* _MATERIAL FOR THE TASK_:
* Start *

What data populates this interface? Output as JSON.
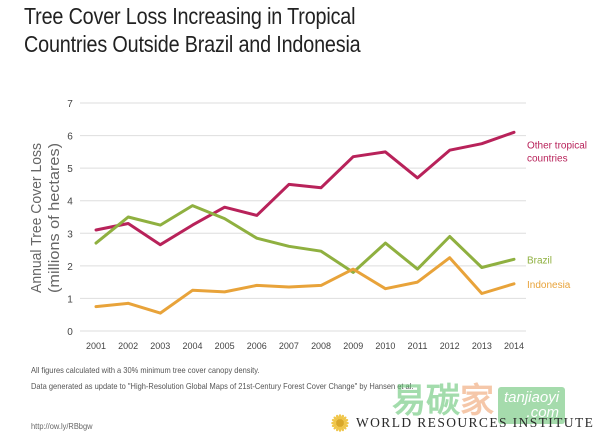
{
  "title": {
    "line1": "Tree Cover Loss Increasing in Tropical",
    "line2": "Countries Outside Brazil and Indonesia"
  },
  "notes": {
    "line1": "All figures calculated with a 30% minimum tree cover canopy density.",
    "line2": "Data generated as update to \"High-Resolution Global Maps of 21st-Century Forest Cover Change\" by Hansen et al.",
    "url": "http://ow.ly/RBbgw"
  },
  "branding": {
    "logo_text": "WORLD RESOURCES INSTITUTE",
    "logo_icon": "sunflower-icon",
    "watermark_cn": [
      "易",
      "碳",
      "家"
    ],
    "watermark_latin_top": "tanjiaoyi",
    "watermark_latin_bottom": ".com"
  },
  "colors": {
    "other": "#b8225a",
    "brazil": "#8fb040",
    "indonesia": "#e8a33a",
    "grid": "#dedede",
    "axis_text": "#444444"
  },
  "chart_data": {
    "type": "line",
    "title": "Tree Cover Loss Increasing in Tropical Countries Outside Brazil and Indonesia",
    "xlabel": "",
    "ylabel": "Annual Tree Cover Loss (millions of hectares)",
    "ylabel_line1": "Annual Tree Cover Loss",
    "ylabel_line2": "(millions of hectares)",
    "x": [
      "2001",
      "2002",
      "2003",
      "2004",
      "2005",
      "2006",
      "2007",
      "2008",
      "2009",
      "2010",
      "2011",
      "2012",
      "2013",
      "2014"
    ],
    "ylim": [
      0,
      7
    ],
    "yticks": [
      "0",
      "1",
      "2",
      "3",
      "4",
      "5",
      "6",
      "7"
    ],
    "grid": true,
    "legend": "inline-right",
    "series": [
      {
        "name": "Other tropical countries",
        "label_line1": "Other tropical",
        "label_line2": "countries",
        "color_key": "other",
        "values": [
          3.1,
          3.3,
          2.65,
          3.25,
          3.8,
          3.55,
          4.5,
          4.4,
          5.35,
          5.5,
          4.7,
          5.55,
          5.75,
          6.1
        ]
      },
      {
        "name": "Brazil",
        "label_line1": "Brazil",
        "label_line2": "",
        "color_key": "brazil",
        "values": [
          2.7,
          3.5,
          3.25,
          3.85,
          3.45,
          2.85,
          2.6,
          2.45,
          1.8,
          2.7,
          1.9,
          2.9,
          1.95,
          2.2
        ]
      },
      {
        "name": "Indonesia",
        "label_line1": "Indonesia",
        "label_line2": "",
        "color_key": "indonesia",
        "values": [
          0.75,
          0.85,
          0.55,
          1.25,
          1.2,
          1.4,
          1.35,
          1.4,
          1.9,
          1.3,
          1.5,
          2.25,
          1.15,
          1.45
        ]
      }
    ]
  }
}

* End *

* _YOUR INSTRUCTIONS_:
Copy the entries exactly. Leave out the images.

* _CORRECT OUTPUT_:
What data populates this interface? Output as JSON.
{
  "title": {
    "line1": "Tree Cover Loss Increasing in Tropical",
    "line2": "Countries Outside Brazil and Indonesia"
  },
  "notes": {
    "line1": "All figures calculated with a 30% minimum tree cover canopy density.",
    "line2": "Data generated as update to \"High-Resolution Global Maps of 21st-Century Forest Cover Change\" by Hansen et al.",
    "url": "http://ow.ly/RBbgw"
  },
  "branding": {
    "logo_text": "WORLD RESOURCES INSTITUTE",
    "logo_icon": "sunflower-icon",
    "watermark_cn": [
      "易",
      "碳",
      "家"
    ],
    "watermark_latin_top": "tanjiaoyi",
    "watermark_latin_bottom": ".com"
  },
  "colors": {
    "other": "#b8225a",
    "brazil": "#8fb040",
    "indonesia": "#e8a33a",
    "grid": "#dedede",
    "axis_text": "#444444"
  },
  "chart_data": {
    "type": "line",
    "title": "Tree Cover Loss Increasing in Tropical Countries Outside Brazil and Indonesia",
    "xlabel": "",
    "ylabel": "Annual Tree Cover Loss (millions of hectares)",
    "ylabel_line1": "Annual Tree Cover Loss",
    "ylabel_line2": "(millions of hectares)",
    "x": [
      "2001",
      "2002",
      "2003",
      "2004",
      "2005",
      "2006",
      "2007",
      "2008",
      "2009",
      "2010",
      "2011",
      "2012",
      "2013",
      "2014"
    ],
    "ylim": [
      0,
      7
    ],
    "yticks": [
      "0",
      "1",
      "2",
      "3",
      "4",
      "5",
      "6",
      "7"
    ],
    "grid": true,
    "legend": "inline-right",
    "series": [
      {
        "name": "Other tropical countries",
        "label_line1": "Other tropical",
        "label_line2": "countries",
        "color_key": "other",
        "values": [
          3.1,
          3.3,
          2.65,
          3.25,
          3.8,
          3.55,
          4.5,
          4.4,
          5.35,
          5.5,
          4.7,
          5.55,
          5.75,
          6.1
        ]
      },
      {
        "name": "Brazil",
        "label_line1": "Brazil",
        "label_line2": "",
        "color_key": "brazil",
        "values": [
          2.7,
          3.5,
          3.25,
          3.85,
          3.45,
          2.85,
          2.6,
          2.45,
          1.8,
          2.7,
          1.9,
          2.9,
          1.95,
          2.2
        ]
      },
      {
        "name": "Indonesia",
        "label_line1": "Indonesia",
        "label_line2": "",
        "color_key": "indonesia",
        "values": [
          0.75,
          0.85,
          0.55,
          1.25,
          1.2,
          1.4,
          1.35,
          1.4,
          1.9,
          1.3,
          1.5,
          2.25,
          1.15,
          1.45
        ]
      }
    ]
  }
}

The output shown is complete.